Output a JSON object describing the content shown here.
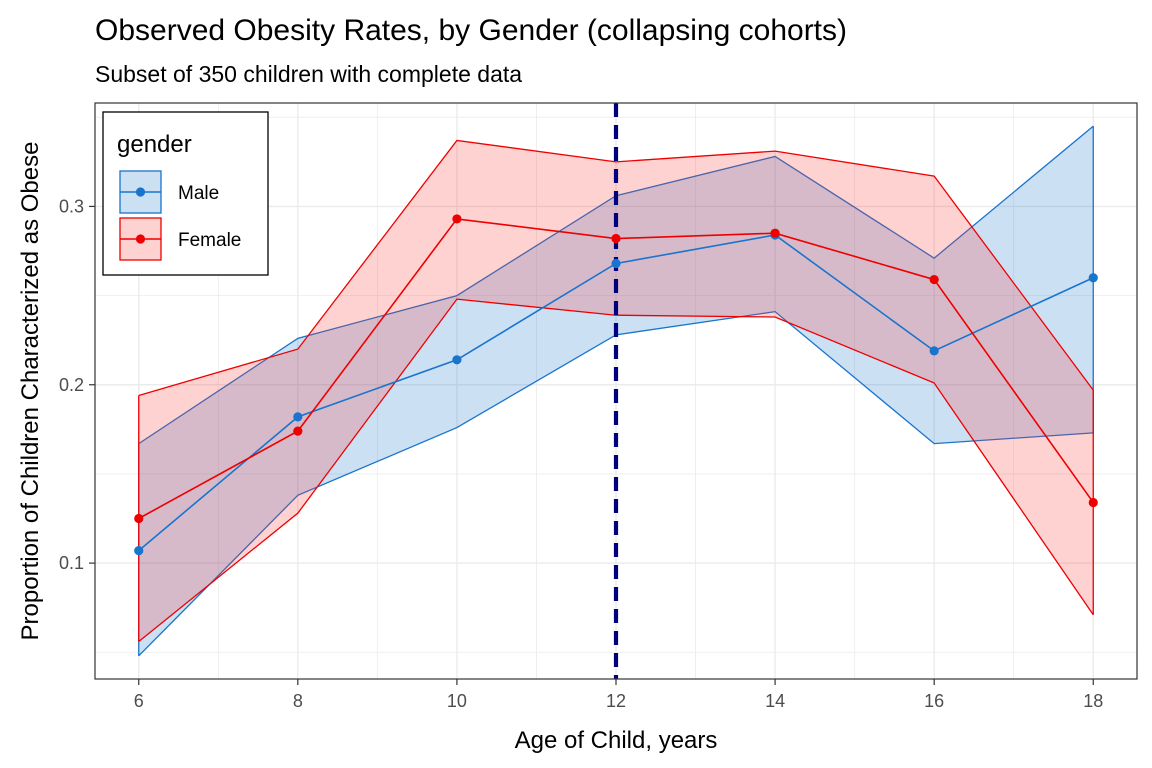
{
  "chart_data": {
    "type": "line",
    "title": "Observed Obesity Rates, by Gender (collapsing cohorts)",
    "subtitle": "Subset of 350 children with complete data",
    "xlabel": "Age of Child, years",
    "ylabel": "Proportion of Children Characterized as Obese",
    "x": [
      6,
      8,
      10,
      12,
      14,
      16,
      18
    ],
    "xlim": [
      5.45,
      18.55
    ],
    "ylim": [
      0.035,
      0.358
    ],
    "x_ticks": [
      6,
      8,
      10,
      12,
      14,
      16,
      18
    ],
    "y_ticks": [
      0.1,
      0.2,
      0.3
    ],
    "y_tick_labels": [
      "0.1",
      "0.2",
      "0.3"
    ],
    "grid": true,
    "reference_line": {
      "x": 12,
      "style": "dashed",
      "color": "#00007F"
    },
    "legend": {
      "title": "gender",
      "position": "top-left"
    },
    "series": [
      {
        "name": "Male",
        "color": "#1874CD",
        "fill": "#1874CD",
        "values": [
          0.107,
          0.182,
          0.214,
          0.268,
          0.284,
          0.219,
          0.26
        ],
        "lower": [
          0.048,
          0.138,
          0.176,
          0.228,
          0.241,
          0.167,
          0.173
        ],
        "upper": [
          0.167,
          0.226,
          0.25,
          0.306,
          0.328,
          0.271,
          0.345
        ]
      },
      {
        "name": "Female",
        "color": "#EE0000",
        "fill": "#FF3030",
        "values": [
          0.125,
          0.174,
          0.293,
          0.282,
          0.285,
          0.259,
          0.134
        ],
        "lower": [
          0.056,
          0.128,
          0.248,
          0.239,
          0.238,
          0.201,
          0.071
        ],
        "upper": [
          0.194,
          0.22,
          0.337,
          0.325,
          0.331,
          0.317,
          0.197
        ]
      }
    ]
  }
}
§ §
● STATED EXERCISE:
Quote the material in full and exactly; do not carry over its pictures.

● FULL SOLUTION:
Output a JSON object describing the content shown here.
{
  "chart_data": {
    "type": "line",
    "title": "Observed Obesity Rates, by Gender (collapsing cohorts)",
    "subtitle": "Subset of 350 children with complete data",
    "xlabel": "Age of Child, years",
    "ylabel": "Proportion of Children Characterized as Obese",
    "x": [
      6,
      8,
      10,
      12,
      14,
      16,
      18
    ],
    "xlim": [
      5.45,
      18.55
    ],
    "ylim": [
      0.035,
      0.358
    ],
    "x_ticks": [
      6,
      8,
      10,
      12,
      14,
      16,
      18
    ],
    "y_ticks": [
      0.1,
      0.2,
      0.3
    ],
    "y_tick_labels": [
      "0.1",
      "0.2",
      "0.3"
    ],
    "grid": true,
    "reference_line": {
      "x": 12,
      "style": "dashed",
      "color": "#00007F"
    },
    "legend": {
      "title": "gender",
      "position": "top-left"
    },
    "series": [
      {
        "name": "Male",
        "color": "#1874CD",
        "fill": "#1874CD",
        "values": [
          0.107,
          0.182,
          0.214,
          0.268,
          0.284,
          0.219,
          0.26
        ],
        "lower": [
          0.048,
          0.138,
          0.176,
          0.228,
          0.241,
          0.167,
          0.173
        ],
        "upper": [
          0.167,
          0.226,
          0.25,
          0.306,
          0.328,
          0.271,
          0.345
        ]
      },
      {
        "name": "Female",
        "color": "#EE0000",
        "fill": "#FF3030",
        "values": [
          0.125,
          0.174,
          0.293,
          0.282,
          0.285,
          0.259,
          0.134
        ],
        "lower": [
          0.056,
          0.128,
          0.248,
          0.239,
          0.238,
          0.201,
          0.071
        ],
        "upper": [
          0.194,
          0.22,
          0.337,
          0.325,
          0.331,
          0.317,
          0.197
        ]
      }
    ]
  }
}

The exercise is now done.